Aim of the exercise.
Go through the entries and say how many lines contain the string "structured". The number is the whole answer.

Extracted data entries:

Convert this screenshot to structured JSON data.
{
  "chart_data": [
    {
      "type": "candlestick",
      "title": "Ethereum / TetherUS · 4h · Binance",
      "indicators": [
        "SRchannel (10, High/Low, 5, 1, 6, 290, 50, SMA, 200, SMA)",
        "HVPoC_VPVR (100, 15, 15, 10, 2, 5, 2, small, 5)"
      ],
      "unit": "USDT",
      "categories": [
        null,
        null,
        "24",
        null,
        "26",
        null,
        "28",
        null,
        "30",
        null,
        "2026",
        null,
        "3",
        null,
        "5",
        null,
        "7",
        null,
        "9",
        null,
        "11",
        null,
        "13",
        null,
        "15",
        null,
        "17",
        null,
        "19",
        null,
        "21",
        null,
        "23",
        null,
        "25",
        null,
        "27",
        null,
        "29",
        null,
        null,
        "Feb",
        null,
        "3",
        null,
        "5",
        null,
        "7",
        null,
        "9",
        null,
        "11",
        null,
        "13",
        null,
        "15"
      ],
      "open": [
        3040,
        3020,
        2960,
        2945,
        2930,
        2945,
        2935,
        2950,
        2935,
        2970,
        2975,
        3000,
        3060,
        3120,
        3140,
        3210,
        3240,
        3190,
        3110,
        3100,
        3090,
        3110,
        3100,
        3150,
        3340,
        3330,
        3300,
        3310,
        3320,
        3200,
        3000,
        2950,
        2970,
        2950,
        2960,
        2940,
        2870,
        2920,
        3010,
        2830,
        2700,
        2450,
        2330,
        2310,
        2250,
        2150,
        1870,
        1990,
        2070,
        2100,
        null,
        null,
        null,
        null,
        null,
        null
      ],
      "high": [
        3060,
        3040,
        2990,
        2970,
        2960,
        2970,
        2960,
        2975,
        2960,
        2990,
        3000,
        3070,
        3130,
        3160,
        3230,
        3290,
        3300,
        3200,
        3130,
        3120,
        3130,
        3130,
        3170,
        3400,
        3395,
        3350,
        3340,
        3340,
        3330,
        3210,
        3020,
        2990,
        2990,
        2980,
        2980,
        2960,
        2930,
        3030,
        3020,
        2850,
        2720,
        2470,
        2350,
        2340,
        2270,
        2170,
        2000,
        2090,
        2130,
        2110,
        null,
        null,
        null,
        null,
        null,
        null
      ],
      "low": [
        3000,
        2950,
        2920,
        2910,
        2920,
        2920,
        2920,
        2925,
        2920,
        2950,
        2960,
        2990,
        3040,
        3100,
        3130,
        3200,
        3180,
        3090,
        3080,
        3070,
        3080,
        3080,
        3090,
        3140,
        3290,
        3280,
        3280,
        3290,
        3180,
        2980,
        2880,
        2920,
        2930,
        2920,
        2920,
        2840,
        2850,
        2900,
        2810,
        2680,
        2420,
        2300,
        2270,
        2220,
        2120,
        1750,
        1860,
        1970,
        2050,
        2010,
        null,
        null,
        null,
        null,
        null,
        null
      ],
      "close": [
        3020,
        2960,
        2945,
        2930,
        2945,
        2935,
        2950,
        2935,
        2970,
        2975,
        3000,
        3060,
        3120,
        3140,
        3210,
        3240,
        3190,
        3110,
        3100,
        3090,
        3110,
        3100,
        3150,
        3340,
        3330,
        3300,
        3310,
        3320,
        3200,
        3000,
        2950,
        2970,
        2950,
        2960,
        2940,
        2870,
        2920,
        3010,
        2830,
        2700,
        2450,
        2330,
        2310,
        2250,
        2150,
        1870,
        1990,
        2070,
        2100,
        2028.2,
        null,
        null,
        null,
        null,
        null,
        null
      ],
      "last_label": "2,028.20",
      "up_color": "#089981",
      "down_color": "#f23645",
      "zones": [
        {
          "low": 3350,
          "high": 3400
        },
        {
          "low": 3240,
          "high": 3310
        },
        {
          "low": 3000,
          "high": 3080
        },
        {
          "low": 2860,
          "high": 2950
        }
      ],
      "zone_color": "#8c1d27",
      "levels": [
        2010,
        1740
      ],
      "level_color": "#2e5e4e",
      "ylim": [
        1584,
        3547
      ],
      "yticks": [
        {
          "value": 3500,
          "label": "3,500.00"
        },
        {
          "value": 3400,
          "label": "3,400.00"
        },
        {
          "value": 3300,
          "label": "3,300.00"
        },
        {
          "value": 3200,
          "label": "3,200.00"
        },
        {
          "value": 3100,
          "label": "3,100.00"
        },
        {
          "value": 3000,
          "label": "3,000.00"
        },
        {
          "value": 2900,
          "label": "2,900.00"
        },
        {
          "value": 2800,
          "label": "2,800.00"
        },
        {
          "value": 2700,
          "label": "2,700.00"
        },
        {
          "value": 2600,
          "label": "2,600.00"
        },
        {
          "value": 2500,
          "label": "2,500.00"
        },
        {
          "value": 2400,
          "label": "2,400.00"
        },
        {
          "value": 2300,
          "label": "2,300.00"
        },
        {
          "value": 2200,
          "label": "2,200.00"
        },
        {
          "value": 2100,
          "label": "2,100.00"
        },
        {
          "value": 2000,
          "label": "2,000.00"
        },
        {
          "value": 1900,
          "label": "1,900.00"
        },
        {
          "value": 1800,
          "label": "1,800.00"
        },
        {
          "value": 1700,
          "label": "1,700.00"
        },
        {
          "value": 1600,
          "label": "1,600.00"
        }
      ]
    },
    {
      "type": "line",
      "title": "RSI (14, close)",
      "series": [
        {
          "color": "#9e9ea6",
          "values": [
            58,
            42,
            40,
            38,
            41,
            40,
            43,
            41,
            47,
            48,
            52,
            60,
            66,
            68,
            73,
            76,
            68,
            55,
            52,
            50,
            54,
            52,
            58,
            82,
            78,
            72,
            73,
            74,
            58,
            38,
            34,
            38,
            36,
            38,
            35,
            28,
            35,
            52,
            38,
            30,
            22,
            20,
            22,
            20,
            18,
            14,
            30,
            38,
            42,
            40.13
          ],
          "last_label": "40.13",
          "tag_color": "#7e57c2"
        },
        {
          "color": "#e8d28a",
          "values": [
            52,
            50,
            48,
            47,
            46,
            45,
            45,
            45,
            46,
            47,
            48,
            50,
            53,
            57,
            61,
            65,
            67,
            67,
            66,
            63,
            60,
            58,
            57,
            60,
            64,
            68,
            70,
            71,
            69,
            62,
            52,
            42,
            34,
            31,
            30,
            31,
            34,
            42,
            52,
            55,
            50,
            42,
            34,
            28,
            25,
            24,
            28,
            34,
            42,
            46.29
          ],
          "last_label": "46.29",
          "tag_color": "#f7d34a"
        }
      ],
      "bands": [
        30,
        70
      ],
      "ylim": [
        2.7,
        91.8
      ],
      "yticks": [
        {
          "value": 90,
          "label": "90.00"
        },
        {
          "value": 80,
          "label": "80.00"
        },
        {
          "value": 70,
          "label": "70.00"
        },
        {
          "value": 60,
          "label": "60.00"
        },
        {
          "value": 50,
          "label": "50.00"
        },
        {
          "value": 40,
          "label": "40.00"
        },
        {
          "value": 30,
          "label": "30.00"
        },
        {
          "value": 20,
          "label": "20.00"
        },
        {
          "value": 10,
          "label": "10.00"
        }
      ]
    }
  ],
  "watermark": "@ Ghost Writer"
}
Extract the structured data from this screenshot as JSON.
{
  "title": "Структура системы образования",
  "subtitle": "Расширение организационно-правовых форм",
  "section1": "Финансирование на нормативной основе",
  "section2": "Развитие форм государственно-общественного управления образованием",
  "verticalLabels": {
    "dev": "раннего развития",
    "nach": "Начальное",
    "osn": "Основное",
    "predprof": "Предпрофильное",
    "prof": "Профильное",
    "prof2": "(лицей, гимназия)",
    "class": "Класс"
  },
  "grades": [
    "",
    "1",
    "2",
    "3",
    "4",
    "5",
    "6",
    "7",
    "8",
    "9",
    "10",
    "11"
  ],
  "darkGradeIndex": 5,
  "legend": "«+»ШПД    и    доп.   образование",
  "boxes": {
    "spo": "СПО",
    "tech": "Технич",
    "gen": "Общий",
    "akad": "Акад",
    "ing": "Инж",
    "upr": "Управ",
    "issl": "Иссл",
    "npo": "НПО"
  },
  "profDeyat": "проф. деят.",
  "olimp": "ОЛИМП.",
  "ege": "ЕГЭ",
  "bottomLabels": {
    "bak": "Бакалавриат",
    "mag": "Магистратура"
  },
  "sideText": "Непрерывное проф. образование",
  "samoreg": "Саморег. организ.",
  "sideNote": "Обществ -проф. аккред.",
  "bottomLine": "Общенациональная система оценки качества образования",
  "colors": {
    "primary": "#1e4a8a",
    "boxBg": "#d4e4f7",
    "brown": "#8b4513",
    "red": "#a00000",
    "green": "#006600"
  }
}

Result of the exercise.
2